EXERCISE REQUIREMENTS.
What is the number of lines in the data holding the word "text"? Give that number by itself.

"""

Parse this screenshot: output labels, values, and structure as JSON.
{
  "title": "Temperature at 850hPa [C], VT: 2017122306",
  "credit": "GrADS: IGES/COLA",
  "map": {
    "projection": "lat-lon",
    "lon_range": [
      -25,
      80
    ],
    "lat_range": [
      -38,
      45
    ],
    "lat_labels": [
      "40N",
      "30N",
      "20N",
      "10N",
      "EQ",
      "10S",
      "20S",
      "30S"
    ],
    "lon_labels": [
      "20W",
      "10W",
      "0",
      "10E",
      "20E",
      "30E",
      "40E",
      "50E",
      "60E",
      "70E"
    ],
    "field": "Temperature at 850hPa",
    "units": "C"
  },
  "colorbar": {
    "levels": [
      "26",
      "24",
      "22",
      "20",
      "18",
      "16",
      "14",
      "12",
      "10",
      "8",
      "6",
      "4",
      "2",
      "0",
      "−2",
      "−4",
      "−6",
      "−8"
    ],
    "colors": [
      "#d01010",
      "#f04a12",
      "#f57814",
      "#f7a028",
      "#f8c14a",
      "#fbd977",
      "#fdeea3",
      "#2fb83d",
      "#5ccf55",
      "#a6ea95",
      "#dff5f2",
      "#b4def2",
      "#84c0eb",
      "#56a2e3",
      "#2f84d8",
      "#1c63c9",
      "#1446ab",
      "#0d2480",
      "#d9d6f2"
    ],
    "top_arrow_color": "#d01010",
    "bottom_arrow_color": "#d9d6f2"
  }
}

"""
"""

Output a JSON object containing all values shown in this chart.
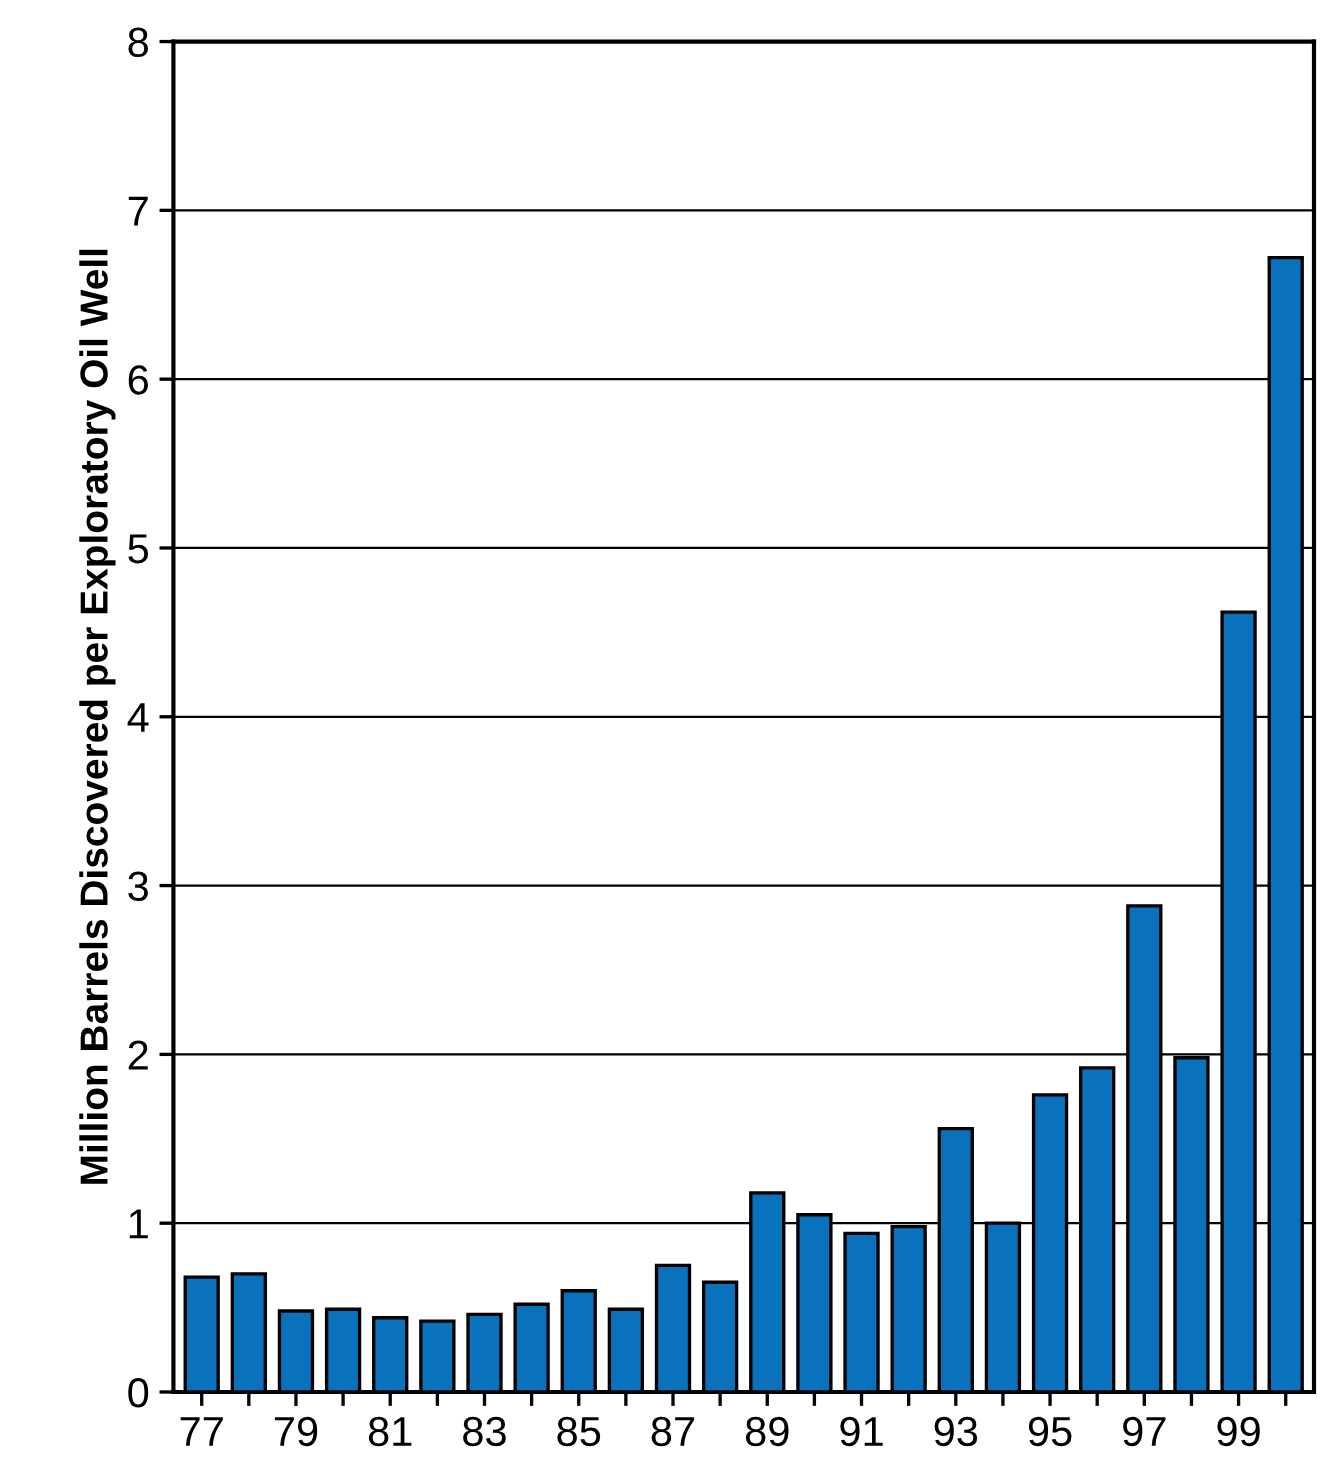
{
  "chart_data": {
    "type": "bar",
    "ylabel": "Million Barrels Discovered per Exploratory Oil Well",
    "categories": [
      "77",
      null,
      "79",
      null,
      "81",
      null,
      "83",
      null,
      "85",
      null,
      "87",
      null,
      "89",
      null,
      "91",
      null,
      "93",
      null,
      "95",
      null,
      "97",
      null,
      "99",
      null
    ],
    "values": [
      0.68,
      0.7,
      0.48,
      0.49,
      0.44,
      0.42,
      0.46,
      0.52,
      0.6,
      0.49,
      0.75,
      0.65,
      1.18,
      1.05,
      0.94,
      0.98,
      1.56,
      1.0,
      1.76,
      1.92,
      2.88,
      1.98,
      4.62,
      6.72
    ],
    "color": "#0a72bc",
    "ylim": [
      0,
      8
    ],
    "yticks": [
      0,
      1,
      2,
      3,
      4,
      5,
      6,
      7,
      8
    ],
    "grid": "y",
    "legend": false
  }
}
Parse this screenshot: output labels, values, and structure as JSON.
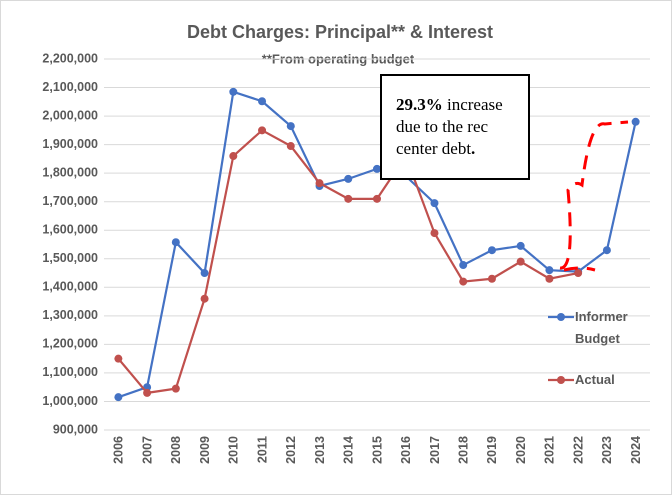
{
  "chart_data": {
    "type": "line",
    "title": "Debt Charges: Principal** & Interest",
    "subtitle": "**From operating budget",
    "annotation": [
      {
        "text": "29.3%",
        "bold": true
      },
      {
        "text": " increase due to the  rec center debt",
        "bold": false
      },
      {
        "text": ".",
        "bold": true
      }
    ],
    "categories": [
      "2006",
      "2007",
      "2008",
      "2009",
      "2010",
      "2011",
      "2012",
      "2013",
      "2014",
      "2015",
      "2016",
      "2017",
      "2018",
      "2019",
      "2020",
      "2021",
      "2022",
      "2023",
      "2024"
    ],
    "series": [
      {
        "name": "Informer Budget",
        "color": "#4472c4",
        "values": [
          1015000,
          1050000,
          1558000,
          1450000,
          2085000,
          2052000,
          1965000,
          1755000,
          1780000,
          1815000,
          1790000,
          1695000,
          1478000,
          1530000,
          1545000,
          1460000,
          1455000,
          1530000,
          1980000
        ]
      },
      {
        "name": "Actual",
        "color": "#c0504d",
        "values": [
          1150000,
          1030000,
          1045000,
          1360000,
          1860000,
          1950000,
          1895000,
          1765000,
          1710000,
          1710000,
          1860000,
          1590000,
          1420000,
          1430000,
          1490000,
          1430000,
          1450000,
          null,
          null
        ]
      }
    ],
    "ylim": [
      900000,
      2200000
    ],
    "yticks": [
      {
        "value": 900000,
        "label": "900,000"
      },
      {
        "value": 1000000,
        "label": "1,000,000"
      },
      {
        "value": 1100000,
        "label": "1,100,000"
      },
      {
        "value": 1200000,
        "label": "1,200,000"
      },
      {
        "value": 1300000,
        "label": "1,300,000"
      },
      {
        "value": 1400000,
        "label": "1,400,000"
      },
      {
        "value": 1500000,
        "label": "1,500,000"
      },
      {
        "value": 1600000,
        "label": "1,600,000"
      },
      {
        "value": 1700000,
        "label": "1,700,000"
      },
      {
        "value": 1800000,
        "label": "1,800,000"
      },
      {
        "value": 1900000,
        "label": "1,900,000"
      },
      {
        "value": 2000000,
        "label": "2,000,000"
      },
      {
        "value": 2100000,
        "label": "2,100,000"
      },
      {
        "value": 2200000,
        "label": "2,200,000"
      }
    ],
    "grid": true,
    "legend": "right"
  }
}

"""

RESULT OF THE TASK.
3